**Stated goal**
Begin at the line that has "legend-item: Fuzuloparib 80 mg + apatinib 375" and stop after the line that has "514, 689, 528]". Write those lines out again, renaming "platinum-sensitive-mark" to "platinum-flag" and leaving everything else as it stands.

Layout region records:
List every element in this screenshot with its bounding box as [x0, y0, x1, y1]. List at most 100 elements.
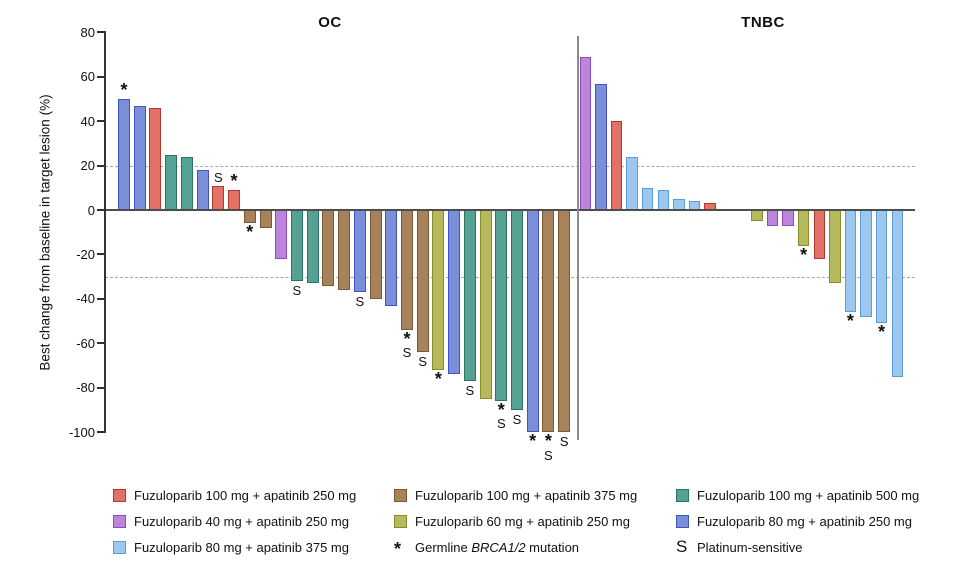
legend-item: Fuzuloparib 80 mg + apatinib 375 mg	[113, 538, 394, 556]
reference-line--30	[105, 276, 915, 278]
bar	[766, 210, 779, 226]
bar: S	[290, 210, 303, 297]
bar	[891, 210, 903, 377]
bar	[860, 210, 872, 317]
bar	[338, 210, 351, 290]
bar: *	[875, 210, 888, 341]
y-axis-tick	[97, 431, 105, 433]
bar	[610, 121, 623, 210]
legend-label: Fuzuloparib 80 mg + apatinib 375 mg	[134, 539, 349, 555]
platinum-sensitive-mark: S	[402, 345, 412, 361]
brca-mutation-mark: *	[800, 244, 808, 265]
brca-mutation-mark: *	[846, 311, 854, 332]
platinum-sensitive-mark: S	[465, 382, 475, 398]
bar	[813, 210, 825, 259]
platinum-sensitive-mark: S	[355, 294, 365, 310]
panel-title-tnbc: TNBC	[741, 14, 785, 31]
y-axis-tick-label: -80	[76, 380, 95, 396]
legend-color-swatch	[676, 514, 689, 528]
legend-color-swatch	[676, 488, 689, 502]
bar	[751, 210, 763, 222]
bar	[180, 156, 193, 210]
bar	[657, 190, 669, 210]
legend-label-text: mutation	[525, 539, 580, 555]
bar	[595, 83, 607, 210]
brca-mutation-mark: *	[120, 80, 128, 100]
legend-item: Fuzuloparib 40 mg + apatinib 250 mg	[113, 512, 394, 530]
legend-color-swatch	[394, 488, 407, 502]
bar: *	[118, 81, 130, 210]
y-axis-line	[104, 31, 106, 433]
bar: *	[228, 172, 240, 210]
legend-label: Platinum-sensitive	[697, 539, 803, 555]
legend-label: Fuzuloparib 100 mg + apatinib 500 mg	[697, 487, 920, 503]
y-axis-tick	[97, 342, 105, 345]
bar	[165, 154, 178, 210]
y-axis-tick	[97, 297, 105, 300]
legend-item: Fuzuloparib 100 mg + apatinib 250 mg	[113, 486, 394, 504]
bar: * S	[542, 210, 555, 462]
asterisk-symbol: *	[394, 538, 402, 559]
platinum-sensitive-mark: S	[292, 283, 302, 298]
bar	[259, 210, 272, 228]
brca-mutation-mark: *	[497, 399, 505, 420]
bar	[322, 210, 335, 286]
platinum-sensitive-mark: S	[213, 169, 223, 185]
legend-label: Fuzuloparib 60 mg + apatinib 250 mg	[415, 513, 630, 529]
panel-separator	[577, 36, 579, 440]
y-axis-tick	[97, 75, 105, 78]
platinum-sensitive-mark: S	[418, 354, 428, 370]
legend: Fuzuloparib 100 mg + apatinib 250 mg Fuzu…	[113, 486, 926, 559]
reference-line-20	[105, 165, 915, 167]
bar	[579, 56, 591, 210]
bar: S	[463, 210, 476, 397]
bar	[448, 210, 461, 375]
y-axis-tick-label: 60	[80, 69, 95, 85]
platinum-sensitive-mark: S	[559, 434, 569, 449]
legend-label: Fuzuloparib 100 mg + apatinib 250 mg	[134, 487, 357, 503]
s-symbol: S	[676, 537, 688, 556]
brca-mutation-mark: *	[529, 431, 537, 451]
y-axis-tick-label: 40	[80, 113, 95, 129]
y-axis-tick-label: 80	[80, 24, 95, 40]
legend-color-swatch	[394, 514, 407, 528]
legend-item: Fuzuloparib 100 mg + apatinib 500 mg	[676, 486, 926, 504]
brca-mutation-mark: *	[403, 328, 411, 349]
bar	[149, 107, 162, 210]
bar: * S	[495, 210, 508, 430]
platinum-sensitive-mark: S	[544, 447, 553, 463]
y-axis-tick-label: -40	[76, 291, 95, 307]
bar: S	[558, 210, 571, 448]
bar: * S	[401, 210, 413, 359]
panel-title-oc: OC	[318, 14, 342, 31]
legend-label-text: Germline	[415, 539, 472, 555]
legend-label: Germline BRCA1/2 mutation	[415, 540, 579, 555]
legend-label: Fuzuloparib 80 mg + apatinib 250 mg	[697, 513, 912, 529]
y-axis-tick-label: 0	[87, 202, 95, 218]
legend-item-platinum-sensitive: S Platinum-sensitive	[676, 537, 926, 556]
bar: *	[526, 210, 539, 450]
y-axis-tick-label: -100	[68, 424, 95, 440]
y-axis-tick	[97, 31, 105, 34]
legend-color-swatch	[113, 540, 126, 554]
brca-mutation-mark: *	[230, 171, 238, 191]
bar	[829, 210, 841, 284]
y-axis-tick	[97, 164, 105, 167]
bar	[133, 105, 146, 210]
bar	[275, 210, 288, 259]
bar: S	[511, 210, 523, 426]
bar	[196, 170, 209, 210]
y-axis-tick	[97, 386, 105, 389]
legend-item: Fuzuloparib 100 mg + apatinib 375 mg	[394, 486, 676, 504]
y-axis-tick	[97, 209, 105, 211]
legend-item: Fuzuloparib 80 mg + apatinib 250 mg	[676, 512, 926, 530]
bar	[306, 210, 319, 284]
bar: S	[416, 210, 429, 368]
y-axis-tick-label: -20	[76, 246, 95, 262]
legend-label: Fuzuloparib 100 mg + apatinib 375 mg	[415, 487, 638, 503]
y-axis-label: Best change from baseline in target lesi…	[37, 94, 53, 371]
legend-color-swatch	[113, 514, 126, 528]
y-axis-tick	[97, 120, 105, 123]
brca-mutation-mark: *	[544, 431, 552, 451]
legend-label: Fuzuloparib 40 mg + apatinib 250 mg	[134, 513, 349, 529]
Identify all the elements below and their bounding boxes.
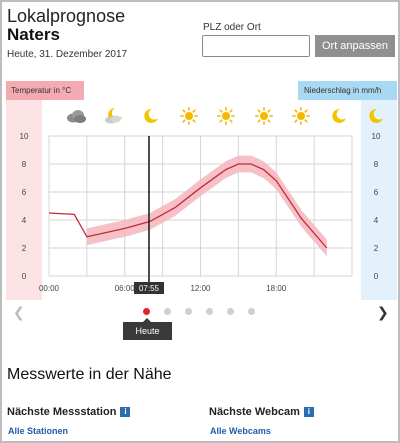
sun-icon [215, 106, 237, 126]
temperature-axis-label: Temperatur in °C [6, 81, 84, 100]
info-icon[interactable]: i [120, 407, 131, 417]
current-time-badge [133, 282, 164, 294]
pager-dot[interactable] [248, 308, 255, 315]
station-heading: Nächste Messstation i [7, 406, 131, 418]
current-time-label: 07:55 [139, 284, 160, 293]
pager-dot[interactable] [227, 308, 234, 315]
sun-icon [178, 106, 200, 126]
page-label: Lokalprognose [7, 6, 126, 26]
temperature-axis-band [6, 100, 42, 300]
pager-dot[interactable] [185, 308, 192, 315]
station-title: Nächste Messstation [7, 406, 117, 418]
x-tick-label: 06:00 [115, 284, 136, 293]
pager-dot[interactable] [143, 308, 150, 315]
moon-icon [328, 106, 350, 126]
forecast-uncertainty-band [86, 155, 327, 257]
temperature-line [48, 163, 328, 249]
search-input[interactable] [202, 35, 310, 57]
change-location-button[interactable]: Ort anpassen [315, 35, 395, 57]
previous-day-button[interactable]: ❮ [13, 304, 25, 320]
precipitation-axis-band [361, 100, 397, 300]
pager-tooltip: Heute [123, 318, 172, 340]
moon-icon [140, 106, 162, 126]
all-stations-link[interactable]: Alle Stationen [8, 426, 69, 436]
x-tick-label: 18:00 [266, 284, 287, 293]
forecast-date: Heute, 31. Dezember 2017 [7, 49, 128, 60]
all-webcams-link[interactable]: Alle Webcams [210, 426, 271, 436]
cloud-icon [65, 106, 87, 126]
moon-cloud-icon [103, 106, 125, 126]
location-name: Naters [7, 25, 60, 44]
pager-dot[interactable] [164, 308, 171, 315]
sun-icon [253, 106, 275, 126]
nearby-section-title: Messwerte in der Nähe [7, 366, 172, 383]
next-day-button[interactable]: ❯ [377, 304, 389, 320]
x-tick-label: 00:00 [39, 284, 60, 293]
webcam-heading: Nächste Webcam i [209, 406, 314, 418]
info-icon[interactable]: i [303, 407, 314, 417]
sun-icon [290, 106, 312, 126]
webcam-title: Nächste Webcam [209, 406, 300, 418]
search-label: PLZ oder Ort [203, 22, 261, 33]
pager-dot[interactable] [206, 308, 213, 315]
x-tick-label: 12:00 [190, 284, 211, 293]
moon-icon [365, 106, 387, 126]
precipitation-axis-label: Niederschlag in mm/h [298, 81, 397, 100]
weather-icon-row [2, 106, 400, 126]
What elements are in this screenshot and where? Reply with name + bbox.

**Reply to the exercise**
legend-item: Fuzuloparib 80 mg + apatinib 375 mg	[113, 538, 394, 556]
reference-line--30	[105, 276, 915, 278]
bar	[766, 210, 779, 226]
bar: S	[290, 210, 303, 297]
bar	[891, 210, 903, 377]
bar	[860, 210, 872, 317]
bar	[338, 210, 351, 290]
bar: *	[875, 210, 888, 341]
y-axis-tick	[97, 431, 105, 433]
bar	[610, 121, 623, 210]
legend-label: Fuzuloparib 80 mg + apatinib 375 mg	[134, 539, 349, 555]
platinum-flag: S	[402, 345, 412, 361]
brca-mutation-mark: *	[800, 244, 808, 265]
brca-mutation-mark: *	[846, 311, 854, 332]
platinum-flag: S	[465, 382, 475, 398]
bar	[813, 210, 825, 259]
platinum-flag: S	[355, 294, 365, 310]
panel-title-tnbc: TNBC	[741, 14, 785, 31]
y-axis-tick-label: -80	[76, 380, 95, 396]
legend-color-swatch	[676, 514, 689, 528]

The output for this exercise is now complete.